- Exercise brief:
Reproduce verbatim the stretch of lines from the one containing "product-photo bbox=[230, 48, 719, 992]" through the one containing "image-counter: 1 /", both included.

━━━━━ Provided information ━━━━━

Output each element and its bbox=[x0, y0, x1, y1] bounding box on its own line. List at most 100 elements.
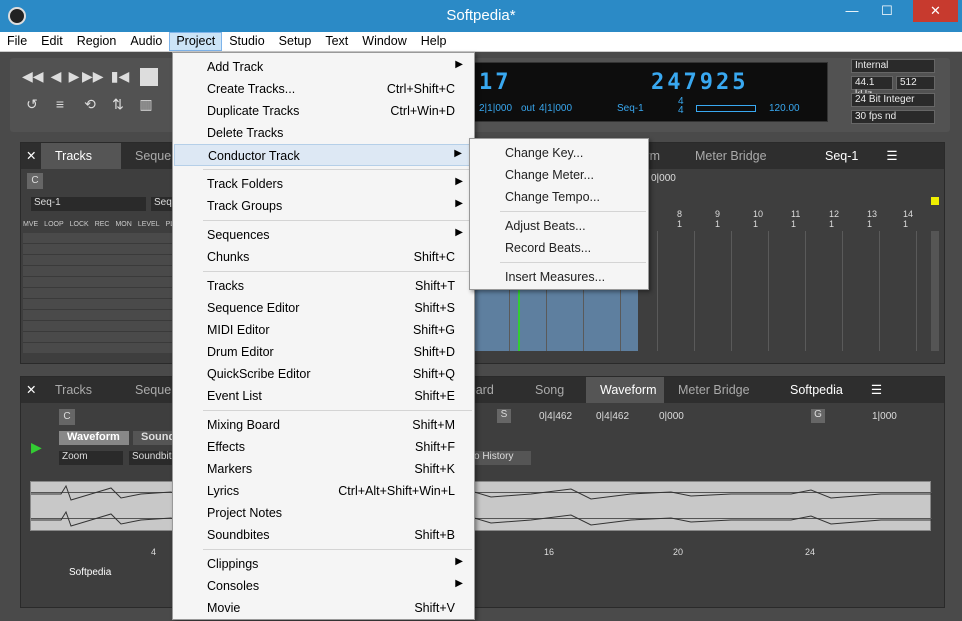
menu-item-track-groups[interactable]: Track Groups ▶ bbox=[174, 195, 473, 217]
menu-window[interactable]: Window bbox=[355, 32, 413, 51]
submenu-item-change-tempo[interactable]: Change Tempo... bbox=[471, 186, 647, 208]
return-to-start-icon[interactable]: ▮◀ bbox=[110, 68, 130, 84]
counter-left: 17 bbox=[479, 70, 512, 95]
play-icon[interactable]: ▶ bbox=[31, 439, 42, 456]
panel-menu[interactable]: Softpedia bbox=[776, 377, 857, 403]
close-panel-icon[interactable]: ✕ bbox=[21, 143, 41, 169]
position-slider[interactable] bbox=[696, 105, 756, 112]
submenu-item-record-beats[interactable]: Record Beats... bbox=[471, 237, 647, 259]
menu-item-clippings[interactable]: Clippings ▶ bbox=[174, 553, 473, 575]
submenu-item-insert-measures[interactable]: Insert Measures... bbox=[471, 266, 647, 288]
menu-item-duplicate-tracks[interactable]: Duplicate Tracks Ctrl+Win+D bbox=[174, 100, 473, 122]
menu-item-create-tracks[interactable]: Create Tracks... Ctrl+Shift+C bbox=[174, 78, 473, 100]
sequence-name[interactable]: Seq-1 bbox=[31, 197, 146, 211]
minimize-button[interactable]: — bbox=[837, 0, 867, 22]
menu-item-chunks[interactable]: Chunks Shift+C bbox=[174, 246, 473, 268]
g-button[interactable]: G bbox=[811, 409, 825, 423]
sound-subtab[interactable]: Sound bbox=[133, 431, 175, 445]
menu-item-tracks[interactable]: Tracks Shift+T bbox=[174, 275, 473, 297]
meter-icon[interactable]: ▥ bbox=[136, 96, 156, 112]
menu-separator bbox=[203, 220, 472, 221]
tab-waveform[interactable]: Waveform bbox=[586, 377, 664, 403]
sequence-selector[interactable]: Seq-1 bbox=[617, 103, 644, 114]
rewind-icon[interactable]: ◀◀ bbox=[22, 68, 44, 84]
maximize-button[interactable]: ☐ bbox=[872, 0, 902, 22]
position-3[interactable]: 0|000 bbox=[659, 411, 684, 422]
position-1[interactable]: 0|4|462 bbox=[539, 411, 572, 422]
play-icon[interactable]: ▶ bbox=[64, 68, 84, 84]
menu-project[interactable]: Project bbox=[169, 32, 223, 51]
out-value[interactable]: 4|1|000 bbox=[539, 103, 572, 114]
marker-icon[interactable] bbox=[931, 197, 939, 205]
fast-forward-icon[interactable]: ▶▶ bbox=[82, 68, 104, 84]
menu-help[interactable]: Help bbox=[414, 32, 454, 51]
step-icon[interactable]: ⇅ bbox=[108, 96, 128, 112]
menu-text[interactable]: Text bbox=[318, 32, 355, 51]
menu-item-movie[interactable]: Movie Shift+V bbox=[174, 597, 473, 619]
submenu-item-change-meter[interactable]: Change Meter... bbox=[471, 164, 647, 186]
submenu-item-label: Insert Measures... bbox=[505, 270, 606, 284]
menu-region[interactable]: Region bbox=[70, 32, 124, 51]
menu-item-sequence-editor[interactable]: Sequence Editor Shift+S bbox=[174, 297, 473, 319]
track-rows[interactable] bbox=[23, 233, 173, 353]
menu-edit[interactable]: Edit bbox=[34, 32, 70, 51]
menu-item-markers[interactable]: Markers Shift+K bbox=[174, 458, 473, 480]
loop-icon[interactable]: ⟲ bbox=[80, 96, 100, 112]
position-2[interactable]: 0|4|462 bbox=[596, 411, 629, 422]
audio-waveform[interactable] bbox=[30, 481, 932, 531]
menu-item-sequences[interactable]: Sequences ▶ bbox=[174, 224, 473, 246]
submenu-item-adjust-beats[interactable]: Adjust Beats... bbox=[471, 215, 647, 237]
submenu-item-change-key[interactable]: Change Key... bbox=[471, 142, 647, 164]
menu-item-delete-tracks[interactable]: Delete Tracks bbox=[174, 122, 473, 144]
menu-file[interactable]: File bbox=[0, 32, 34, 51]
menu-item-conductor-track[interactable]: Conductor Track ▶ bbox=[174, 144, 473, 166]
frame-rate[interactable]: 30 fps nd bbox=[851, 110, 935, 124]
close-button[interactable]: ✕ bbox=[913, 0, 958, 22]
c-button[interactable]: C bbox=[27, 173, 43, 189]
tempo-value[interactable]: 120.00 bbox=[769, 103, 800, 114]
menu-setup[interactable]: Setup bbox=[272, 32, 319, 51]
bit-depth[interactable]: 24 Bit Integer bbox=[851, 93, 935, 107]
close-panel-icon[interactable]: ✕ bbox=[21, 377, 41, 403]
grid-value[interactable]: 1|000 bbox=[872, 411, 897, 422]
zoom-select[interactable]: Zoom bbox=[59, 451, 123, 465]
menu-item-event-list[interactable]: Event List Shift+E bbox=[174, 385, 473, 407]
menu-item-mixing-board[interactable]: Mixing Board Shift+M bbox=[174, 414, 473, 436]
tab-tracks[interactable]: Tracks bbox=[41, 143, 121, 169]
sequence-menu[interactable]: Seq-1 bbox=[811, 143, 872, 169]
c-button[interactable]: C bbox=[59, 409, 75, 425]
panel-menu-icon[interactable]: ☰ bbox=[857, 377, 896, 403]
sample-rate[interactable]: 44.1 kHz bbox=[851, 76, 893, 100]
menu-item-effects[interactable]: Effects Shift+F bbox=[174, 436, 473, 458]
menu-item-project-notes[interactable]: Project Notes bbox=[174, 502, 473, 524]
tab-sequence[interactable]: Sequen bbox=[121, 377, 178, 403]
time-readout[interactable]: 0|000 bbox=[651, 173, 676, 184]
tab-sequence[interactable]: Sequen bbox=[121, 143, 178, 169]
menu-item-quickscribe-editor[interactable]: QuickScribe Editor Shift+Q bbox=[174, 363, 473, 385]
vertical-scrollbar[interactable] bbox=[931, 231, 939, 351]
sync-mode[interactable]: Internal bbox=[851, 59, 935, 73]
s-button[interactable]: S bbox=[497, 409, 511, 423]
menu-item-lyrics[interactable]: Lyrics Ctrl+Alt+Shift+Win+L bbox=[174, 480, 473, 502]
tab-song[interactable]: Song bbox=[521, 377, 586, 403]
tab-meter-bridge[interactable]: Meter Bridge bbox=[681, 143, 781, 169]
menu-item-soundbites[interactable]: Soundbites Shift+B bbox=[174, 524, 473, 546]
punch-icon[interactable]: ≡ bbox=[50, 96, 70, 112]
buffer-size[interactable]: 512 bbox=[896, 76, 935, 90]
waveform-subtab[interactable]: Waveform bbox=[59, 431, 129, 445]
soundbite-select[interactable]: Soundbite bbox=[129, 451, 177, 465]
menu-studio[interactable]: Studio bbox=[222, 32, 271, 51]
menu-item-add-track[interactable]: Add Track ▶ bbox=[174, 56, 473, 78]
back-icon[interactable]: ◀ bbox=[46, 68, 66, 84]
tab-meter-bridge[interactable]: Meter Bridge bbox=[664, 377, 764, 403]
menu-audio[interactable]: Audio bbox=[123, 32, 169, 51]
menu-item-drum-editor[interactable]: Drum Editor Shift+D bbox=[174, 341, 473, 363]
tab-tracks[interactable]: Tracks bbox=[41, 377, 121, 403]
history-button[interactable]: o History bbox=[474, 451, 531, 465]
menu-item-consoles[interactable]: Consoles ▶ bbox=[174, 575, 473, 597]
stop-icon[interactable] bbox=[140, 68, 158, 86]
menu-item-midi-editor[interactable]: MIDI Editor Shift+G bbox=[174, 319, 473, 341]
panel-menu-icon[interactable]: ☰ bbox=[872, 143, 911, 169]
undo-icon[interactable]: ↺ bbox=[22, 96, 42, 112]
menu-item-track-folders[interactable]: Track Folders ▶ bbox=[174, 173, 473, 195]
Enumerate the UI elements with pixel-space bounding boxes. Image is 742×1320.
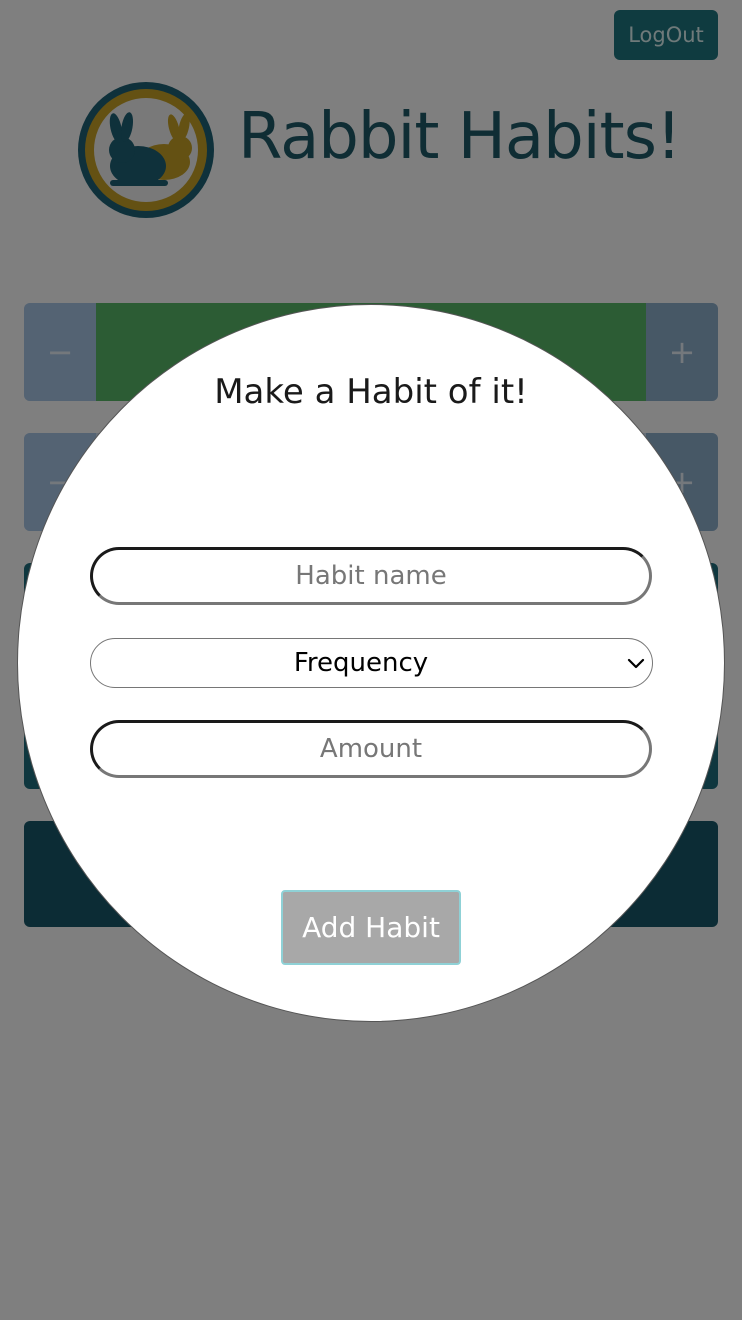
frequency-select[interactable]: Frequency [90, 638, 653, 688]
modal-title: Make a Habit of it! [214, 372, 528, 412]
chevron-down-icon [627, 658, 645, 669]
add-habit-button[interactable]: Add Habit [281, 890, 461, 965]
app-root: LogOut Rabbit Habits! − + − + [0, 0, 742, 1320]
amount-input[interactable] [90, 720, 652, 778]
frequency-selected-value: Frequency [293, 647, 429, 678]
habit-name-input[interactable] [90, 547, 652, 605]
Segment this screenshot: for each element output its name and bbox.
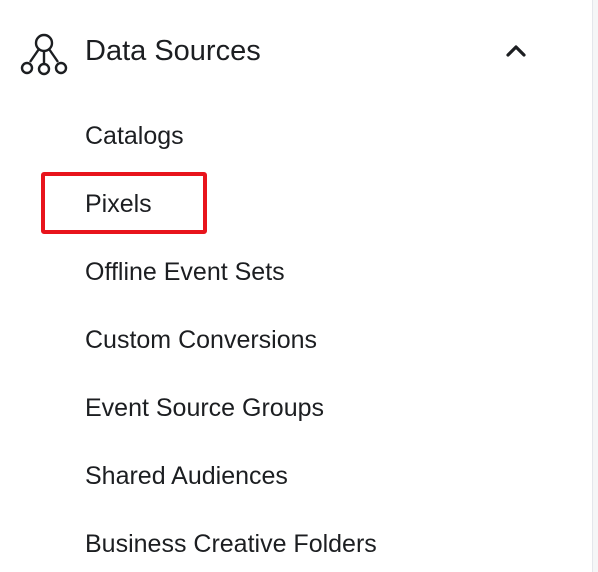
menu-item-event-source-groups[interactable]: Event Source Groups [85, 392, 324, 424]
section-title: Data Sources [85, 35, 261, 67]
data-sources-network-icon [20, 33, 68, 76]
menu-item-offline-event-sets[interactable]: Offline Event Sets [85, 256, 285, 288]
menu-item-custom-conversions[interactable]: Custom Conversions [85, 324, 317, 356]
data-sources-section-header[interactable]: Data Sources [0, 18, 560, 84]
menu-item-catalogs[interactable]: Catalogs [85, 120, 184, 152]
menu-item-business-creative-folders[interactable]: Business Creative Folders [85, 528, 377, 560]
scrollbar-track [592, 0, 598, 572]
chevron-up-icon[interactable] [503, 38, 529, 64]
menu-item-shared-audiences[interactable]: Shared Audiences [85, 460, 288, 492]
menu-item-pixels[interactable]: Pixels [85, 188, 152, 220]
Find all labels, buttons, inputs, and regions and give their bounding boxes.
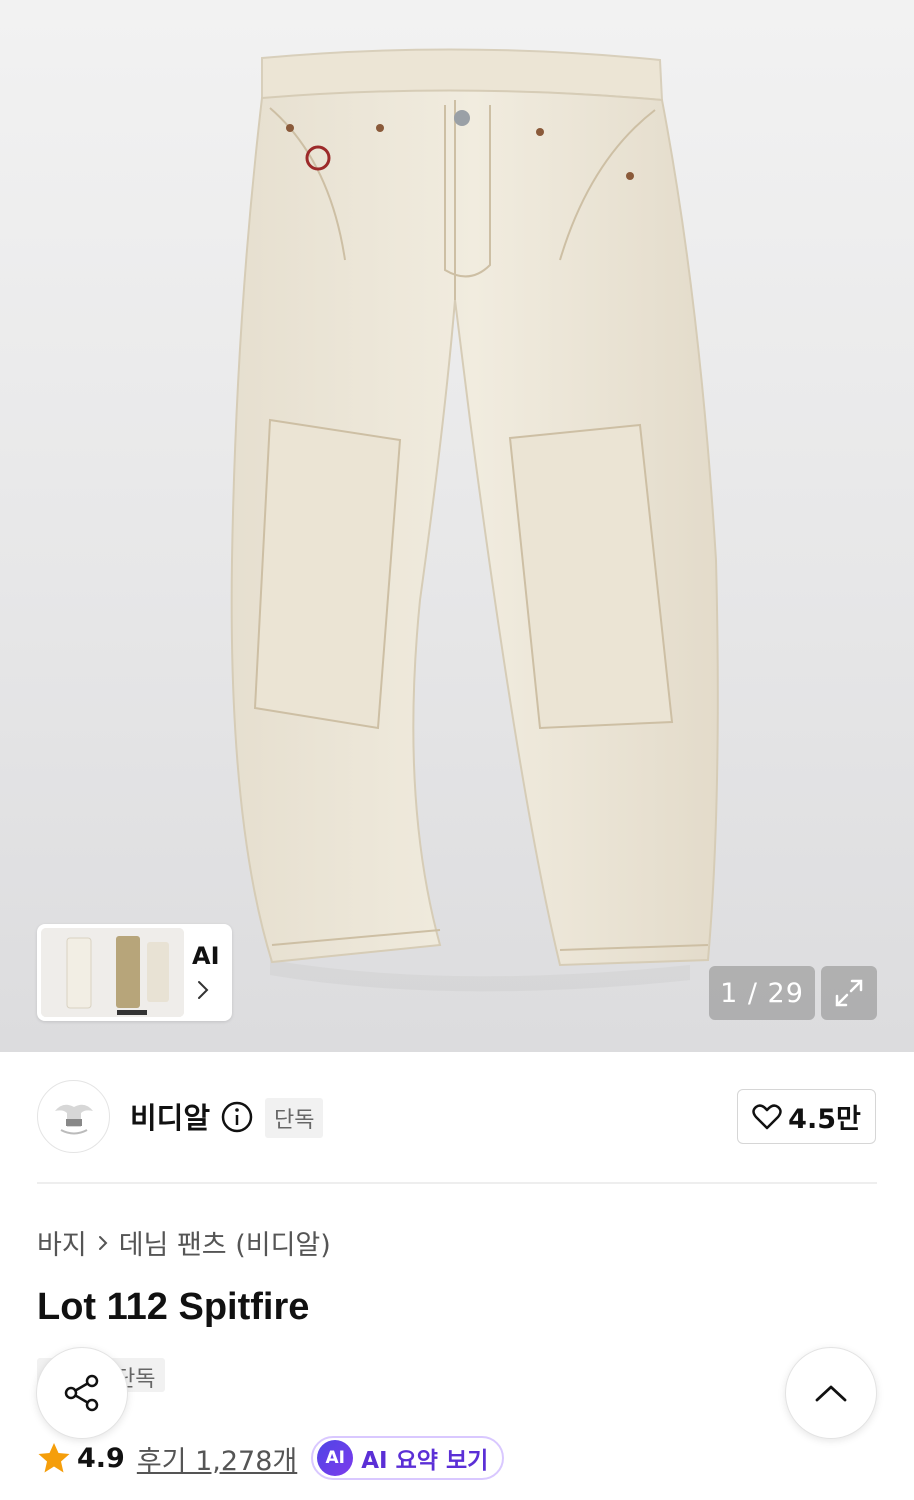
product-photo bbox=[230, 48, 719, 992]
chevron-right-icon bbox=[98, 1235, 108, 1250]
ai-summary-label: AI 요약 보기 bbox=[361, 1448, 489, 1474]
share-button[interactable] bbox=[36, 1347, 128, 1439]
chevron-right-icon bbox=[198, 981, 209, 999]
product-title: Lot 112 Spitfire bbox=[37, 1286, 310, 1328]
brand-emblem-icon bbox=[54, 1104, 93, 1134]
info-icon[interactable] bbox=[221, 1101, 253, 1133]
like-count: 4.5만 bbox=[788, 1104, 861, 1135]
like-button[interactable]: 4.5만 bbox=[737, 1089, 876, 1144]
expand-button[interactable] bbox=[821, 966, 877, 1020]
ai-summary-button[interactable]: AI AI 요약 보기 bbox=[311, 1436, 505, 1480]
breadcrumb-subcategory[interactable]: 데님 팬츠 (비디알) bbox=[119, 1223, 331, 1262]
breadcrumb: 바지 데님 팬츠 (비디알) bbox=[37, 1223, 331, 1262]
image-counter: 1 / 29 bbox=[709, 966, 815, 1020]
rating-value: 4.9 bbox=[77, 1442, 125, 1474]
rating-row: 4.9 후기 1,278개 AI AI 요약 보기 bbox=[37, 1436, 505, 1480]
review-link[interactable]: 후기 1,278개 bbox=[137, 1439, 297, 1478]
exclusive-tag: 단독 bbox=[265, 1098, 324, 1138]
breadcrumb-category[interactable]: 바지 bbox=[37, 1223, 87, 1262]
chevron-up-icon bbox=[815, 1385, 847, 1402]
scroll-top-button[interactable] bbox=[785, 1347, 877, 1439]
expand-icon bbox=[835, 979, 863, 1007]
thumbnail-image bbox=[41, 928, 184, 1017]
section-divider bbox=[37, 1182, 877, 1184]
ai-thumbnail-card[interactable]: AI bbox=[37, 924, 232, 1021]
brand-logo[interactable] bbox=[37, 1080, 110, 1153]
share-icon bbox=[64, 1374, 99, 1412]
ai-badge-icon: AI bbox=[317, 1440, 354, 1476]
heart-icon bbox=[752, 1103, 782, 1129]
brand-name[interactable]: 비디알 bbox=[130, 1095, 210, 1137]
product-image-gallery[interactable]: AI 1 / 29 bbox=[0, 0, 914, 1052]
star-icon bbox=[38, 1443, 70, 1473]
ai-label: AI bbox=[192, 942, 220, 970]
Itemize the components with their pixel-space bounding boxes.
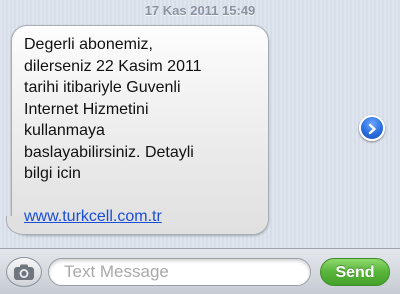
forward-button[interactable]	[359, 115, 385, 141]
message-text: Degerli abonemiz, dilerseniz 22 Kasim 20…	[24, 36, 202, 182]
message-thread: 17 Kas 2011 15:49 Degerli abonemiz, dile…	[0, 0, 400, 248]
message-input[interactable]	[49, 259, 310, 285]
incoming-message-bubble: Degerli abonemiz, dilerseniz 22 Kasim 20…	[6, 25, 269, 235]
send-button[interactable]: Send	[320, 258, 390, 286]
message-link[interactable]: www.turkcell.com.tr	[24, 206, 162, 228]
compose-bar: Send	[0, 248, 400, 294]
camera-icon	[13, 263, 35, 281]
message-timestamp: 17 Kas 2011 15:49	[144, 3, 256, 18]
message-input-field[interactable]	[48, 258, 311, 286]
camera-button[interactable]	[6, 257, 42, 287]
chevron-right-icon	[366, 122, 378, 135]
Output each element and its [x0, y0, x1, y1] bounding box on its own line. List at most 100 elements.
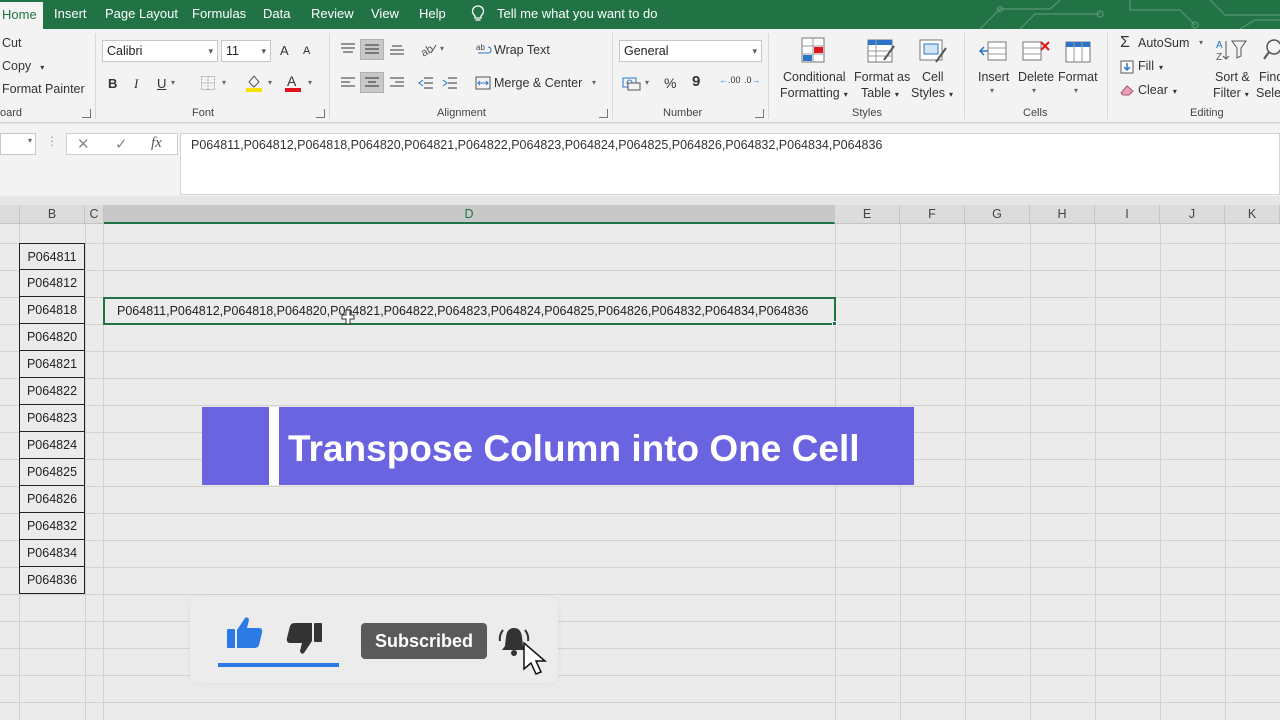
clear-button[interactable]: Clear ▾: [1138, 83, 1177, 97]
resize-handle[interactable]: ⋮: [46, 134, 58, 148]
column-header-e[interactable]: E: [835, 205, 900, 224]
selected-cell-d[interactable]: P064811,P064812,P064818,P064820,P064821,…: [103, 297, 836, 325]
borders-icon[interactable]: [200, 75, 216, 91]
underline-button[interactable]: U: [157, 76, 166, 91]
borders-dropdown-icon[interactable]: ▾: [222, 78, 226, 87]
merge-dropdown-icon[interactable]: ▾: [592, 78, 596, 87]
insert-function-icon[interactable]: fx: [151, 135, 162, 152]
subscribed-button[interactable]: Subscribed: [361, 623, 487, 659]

━━━━━

- Reply to the task:
product-photo bbox=[230, 48, 719, 992]
chevron-right-icon bbox=[98, 1235, 108, 1250]
ai-summary-label: AI 요약 보기 bbox=[361, 1448, 489, 1474]
share-button[interactable] bbox=[36, 1347, 128, 1439]
chevron-right-icon bbox=[198, 981, 209, 999]
product-title: Lot 112 Spitfire bbox=[37, 1286, 310, 1328]
brand-emblem-icon bbox=[54, 1104, 93, 1134]
info-icon[interactable] bbox=[221, 1101, 253, 1133]
like-count: 4.5만 bbox=[788, 1104, 861, 1135]
like-button[interactable]: 4.5만 bbox=[737, 1089, 876, 1144]
expand-button[interactable] bbox=[821, 966, 877, 1020]
ai-summary-button[interactable]: AI AI 요약 보기 bbox=[311, 1436, 505, 1480]
breadcrumb-subcategory[interactable]: 데님 팬츠 (비디알) bbox=[119, 1223, 331, 1262]
breadcrumb: 바지 데님 팬츠 (비디알) bbox=[37, 1223, 331, 1262]
image-counter: 1 / 29 bbox=[709, 966, 815, 1020]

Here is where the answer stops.